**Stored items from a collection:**
○ ○ ○ ○ ○
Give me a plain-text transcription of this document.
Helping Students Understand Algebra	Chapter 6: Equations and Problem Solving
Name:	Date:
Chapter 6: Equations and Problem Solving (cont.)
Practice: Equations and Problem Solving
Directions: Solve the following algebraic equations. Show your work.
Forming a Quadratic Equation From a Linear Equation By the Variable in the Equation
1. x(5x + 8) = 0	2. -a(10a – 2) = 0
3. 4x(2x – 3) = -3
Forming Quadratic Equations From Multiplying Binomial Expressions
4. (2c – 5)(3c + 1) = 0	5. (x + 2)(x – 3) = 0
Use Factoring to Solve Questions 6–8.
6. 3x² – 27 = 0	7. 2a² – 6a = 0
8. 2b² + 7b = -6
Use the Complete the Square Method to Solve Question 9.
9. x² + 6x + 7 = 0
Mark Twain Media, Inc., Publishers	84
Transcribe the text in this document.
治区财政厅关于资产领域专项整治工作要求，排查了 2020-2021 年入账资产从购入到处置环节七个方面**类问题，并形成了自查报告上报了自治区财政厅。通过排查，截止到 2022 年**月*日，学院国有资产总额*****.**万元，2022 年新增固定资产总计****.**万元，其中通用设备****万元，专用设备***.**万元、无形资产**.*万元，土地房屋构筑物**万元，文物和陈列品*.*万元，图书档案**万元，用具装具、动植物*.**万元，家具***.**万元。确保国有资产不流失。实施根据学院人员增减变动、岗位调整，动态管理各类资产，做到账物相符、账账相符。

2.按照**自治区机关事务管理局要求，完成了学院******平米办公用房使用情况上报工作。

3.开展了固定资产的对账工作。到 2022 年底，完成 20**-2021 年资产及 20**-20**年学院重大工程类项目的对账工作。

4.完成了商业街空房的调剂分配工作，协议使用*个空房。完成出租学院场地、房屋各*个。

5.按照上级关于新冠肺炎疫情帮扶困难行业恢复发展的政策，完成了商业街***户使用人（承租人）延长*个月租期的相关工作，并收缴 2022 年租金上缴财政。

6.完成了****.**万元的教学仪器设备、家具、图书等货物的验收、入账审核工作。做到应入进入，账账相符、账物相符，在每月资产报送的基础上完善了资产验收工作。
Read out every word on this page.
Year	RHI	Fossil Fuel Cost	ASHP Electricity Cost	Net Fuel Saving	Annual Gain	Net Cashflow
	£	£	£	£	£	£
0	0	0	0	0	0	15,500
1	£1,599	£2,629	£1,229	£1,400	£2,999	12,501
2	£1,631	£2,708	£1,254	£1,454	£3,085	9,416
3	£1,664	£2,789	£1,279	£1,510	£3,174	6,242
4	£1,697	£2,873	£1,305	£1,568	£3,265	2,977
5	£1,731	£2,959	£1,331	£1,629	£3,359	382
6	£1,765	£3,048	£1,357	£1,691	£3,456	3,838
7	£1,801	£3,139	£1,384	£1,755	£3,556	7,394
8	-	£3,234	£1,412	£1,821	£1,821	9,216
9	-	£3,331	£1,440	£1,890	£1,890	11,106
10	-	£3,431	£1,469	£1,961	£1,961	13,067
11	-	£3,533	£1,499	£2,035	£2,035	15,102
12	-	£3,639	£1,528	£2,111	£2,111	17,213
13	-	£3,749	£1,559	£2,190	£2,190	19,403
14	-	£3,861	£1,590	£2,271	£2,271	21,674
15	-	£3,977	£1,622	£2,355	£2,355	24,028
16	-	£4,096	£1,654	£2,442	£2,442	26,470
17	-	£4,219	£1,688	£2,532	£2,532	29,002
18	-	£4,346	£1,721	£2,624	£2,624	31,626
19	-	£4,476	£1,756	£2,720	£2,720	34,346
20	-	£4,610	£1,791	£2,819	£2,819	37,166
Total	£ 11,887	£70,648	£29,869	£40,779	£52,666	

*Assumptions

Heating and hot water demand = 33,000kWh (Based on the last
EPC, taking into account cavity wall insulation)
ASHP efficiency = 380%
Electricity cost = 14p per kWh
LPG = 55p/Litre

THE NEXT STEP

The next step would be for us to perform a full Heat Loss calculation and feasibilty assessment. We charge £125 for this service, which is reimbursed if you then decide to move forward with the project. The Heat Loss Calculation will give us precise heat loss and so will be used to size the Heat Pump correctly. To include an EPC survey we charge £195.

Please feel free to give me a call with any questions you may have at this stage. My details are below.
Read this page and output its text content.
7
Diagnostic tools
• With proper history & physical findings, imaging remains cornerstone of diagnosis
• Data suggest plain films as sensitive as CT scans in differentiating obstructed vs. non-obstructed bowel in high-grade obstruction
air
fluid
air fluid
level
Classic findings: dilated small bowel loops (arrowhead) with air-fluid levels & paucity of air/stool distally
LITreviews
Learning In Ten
○ ○ ○ ○ ○
Find out how many lines in the listing contain the string "findings". Give the number alone.

2